**THE PROBLEM:** Copy exactly, and only, the lines from the one with "Serialize everything readable" to the end of the listing; omit pictures.

[EXTRACTED MATERIAL start]

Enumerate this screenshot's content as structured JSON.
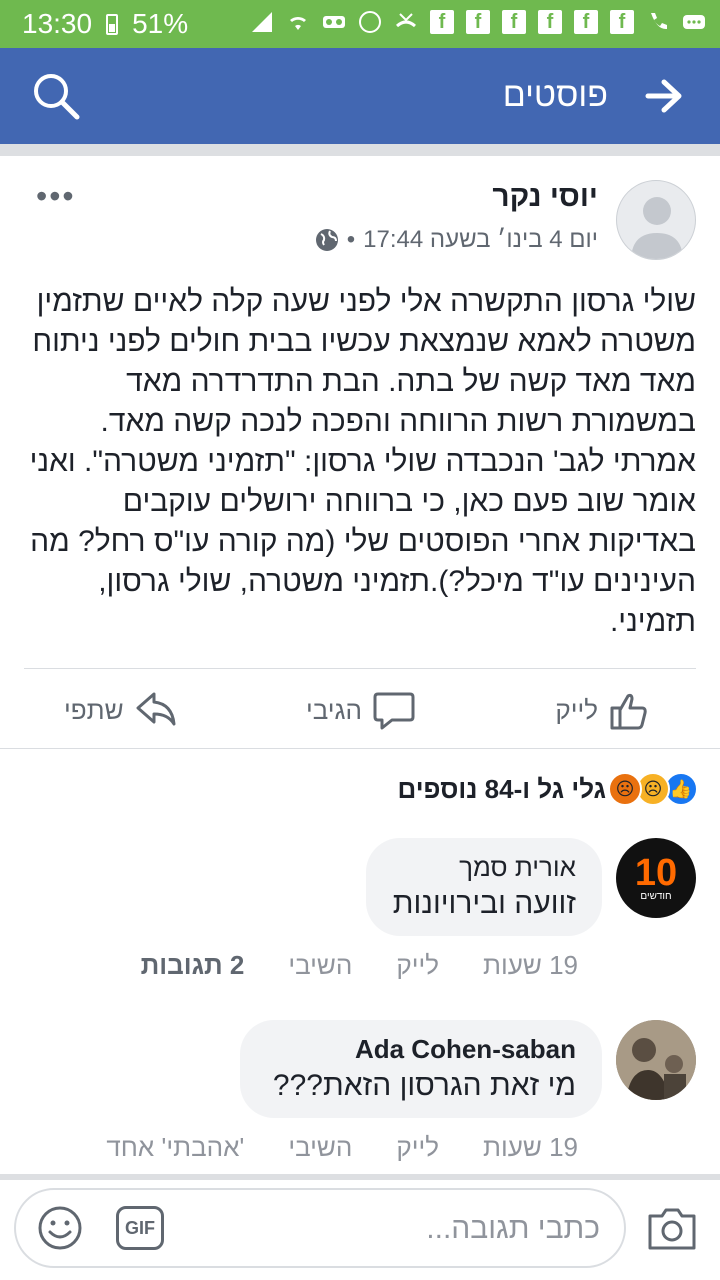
{
  "status_bar": {
    "time": "13:30",
    "battery": "51%"
  },
  "header": {
    "title": "פוסטים"
  },
  "post": {
    "author": "יוסי נקר",
    "timestamp": "יום 4 בינו׳ בשעה 17:44",
    "separator": "•",
    "body": "שולי גרסון התקשרה אלי לפני שעה קלה לאיים שתזמין משטרה לאמא שנמצאת עכשיו בבית חולים לפני ניתוח מאד מאד קשה של בתה. הבת התדרדרה מאד במשמורת רשות הרווחה והפכה לנכה קשה מאד. אמרתי לגב' הנכבדה שולי גרסון: \"תזמיני משטרה\". ואני אומר שוב פעם כאן, כי ברווחה ירושלים עוקבים באדיקות אחרי הפוסטים שלי (מה קורה עו\"ס רחל? מה העינינים עו\"ד מיכל?).תזמיני משטרה, שולי גרסון, תזמיני.",
    "actions": {
      "like": "לייק",
      "comment": "הגיבי",
      "share": "שתפי"
    },
    "reactions_text": "גלי גל ו-84 נוספים",
    "more_label": "•••"
  },
  "comments": [
    {
      "author": "אורית סמך",
      "text": "זוועה ובירויונות",
      "time": "19 שעות",
      "like": "לייק",
      "reply": "השיבי",
      "extra": "2 תגובות",
      "avatar_text": "10",
      "avatar_sub": "חודשים"
    },
    {
      "author": "Ada Cohen-saban",
      "text": "מי זאת הגרסון הזאת???",
      "time": "19 שעות",
      "like": "לייק",
      "reply": "השיבי",
      "extra": "'אהבתי' אחד"
    }
  ],
  "composer": {
    "placeholder": "כתבי תגובה...",
    "gif_label": "GIF"
  },
  "colors": {
    "status_bar": "#6fb94f",
    "app_bar": "#4267b2"
  }
}
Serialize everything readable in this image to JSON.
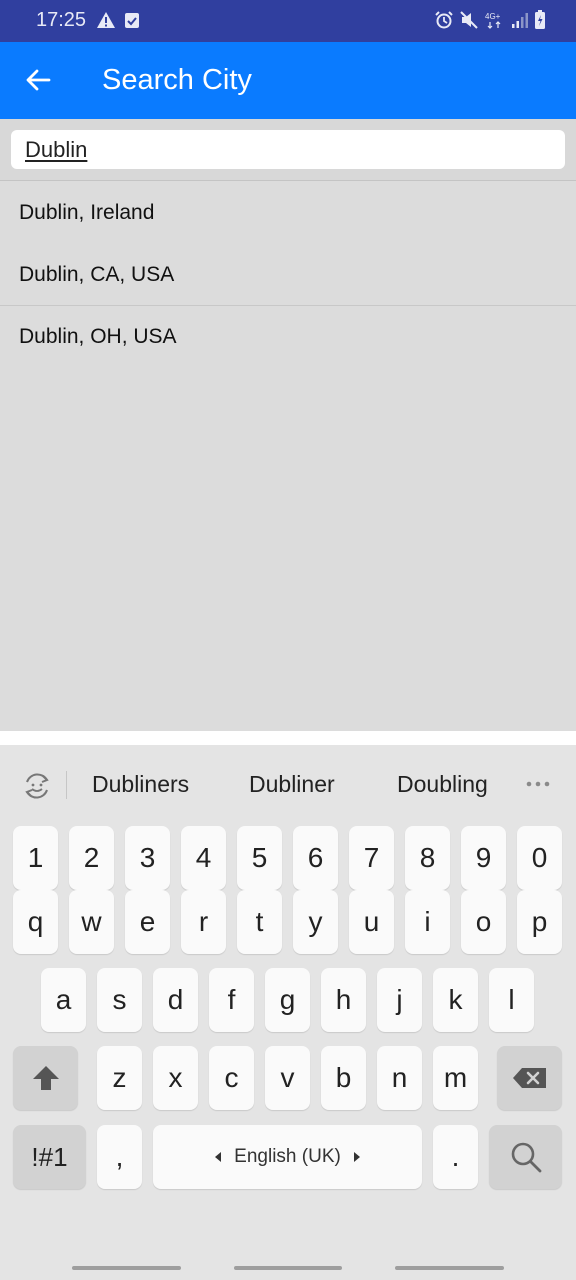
{
  "status_bar": {
    "time": "17:25",
    "left_icons": [
      "warning-icon",
      "task-check-icon"
    ],
    "right_icons": [
      "alarm-icon",
      "mute-icon",
      "network-4g-icon",
      "signal-icon",
      "battery-charging-icon"
    ],
    "network_label": "4G+"
  },
  "app_bar": {
    "title": "Search City",
    "back_icon": "arrow-back-icon"
  },
  "search": {
    "value": "Dublin"
  },
  "results": [
    {
      "label": "Dublin, Ireland"
    },
    {
      "label": "Dublin, CA, USA"
    },
    {
      "label": "Dublin, OH, USA"
    }
  ],
  "keyboard": {
    "suggestions": [
      "Dubliners",
      "Dubliner",
      "Doubling"
    ],
    "number_row": [
      "1",
      "2",
      "3",
      "4",
      "5",
      "6",
      "7",
      "8",
      "9",
      "0"
    ],
    "row1": [
      "q",
      "w",
      "e",
      "r",
      "t",
      "y",
      "u",
      "i",
      "o",
      "p"
    ],
    "row2": [
      "a",
      "s",
      "d",
      "f",
      "g",
      "h",
      "j",
      "k",
      "l"
    ],
    "row3": [
      "z",
      "x",
      "c",
      "v",
      "b",
      "n",
      "m"
    ],
    "symbols_label": "!#1",
    "comma_label": ",",
    "space_label": "English (UK)",
    "period_label": ".",
    "icons": [
      "emoji-toggle-icon",
      "more-icon",
      "shift-icon",
      "backspace-icon",
      "search-icon"
    ]
  },
  "colors": {
    "status_bar": "#303f9f",
    "app_bar": "#0a7bff",
    "background": "#dcdcdc",
    "keyboard": "#e4e4e4"
  }
}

[EXTRACTED MATERIAL end]

**THE RESPONSE:**
Serialize everything readable in this image to JSON.
{
  "status_bar": {
    "time": "17:25",
    "left_icons": [
      "warning-icon",
      "task-check-icon"
    ],
    "right_icons": [
      "alarm-icon",
      "mute-icon",
      "network-4g-icon",
      "signal-icon",
      "battery-charging-icon"
    ],
    "network_label": "4G+"
  },
  "app_bar": {
    "title": "Search City",
    "back_icon": "arrow-back-icon"
  },
  "search": {
    "value": "Dublin"
  },
  "results": [
    {
      "label": "Dublin, Ireland"
    },
    {
      "label": "Dublin, CA, USA"
    },
    {
      "label": "Dublin, OH, USA"
    }
  ],
  "keyboard": {
    "suggestions": [
      "Dubliners",
      "Dubliner",
      "Doubling"
    ],
    "number_row": [
      "1",
      "2",
      "3",
      "4",
      "5",
      "6",
      "7",
      "8",
      "9",
      "0"
    ],
    "row1": [
      "q",
      "w",
      "e",
      "r",
      "t",
      "y",
      "u",
      "i",
      "o",
      "p"
    ],
    "row2": [
      "a",
      "s",
      "d",
      "f",
      "g",
      "h",
      "j",
      "k",
      "l"
    ],
    "row3": [
      "z",
      "x",
      "c",
      "v",
      "b",
      "n",
      "m"
    ],
    "symbols_label": "!#1",
    "comma_label": ",",
    "space_label": "English (UK)",
    "period_label": ".",
    "icons": [
      "emoji-toggle-icon",
      "more-icon",
      "shift-icon",
      "backspace-icon",
      "search-icon"
    ]
  },
  "colors": {
    "status_bar": "#303f9f",
    "app_bar": "#0a7bff",
    "background": "#dcdcdc",
    "keyboard": "#e4e4e4"
  }
}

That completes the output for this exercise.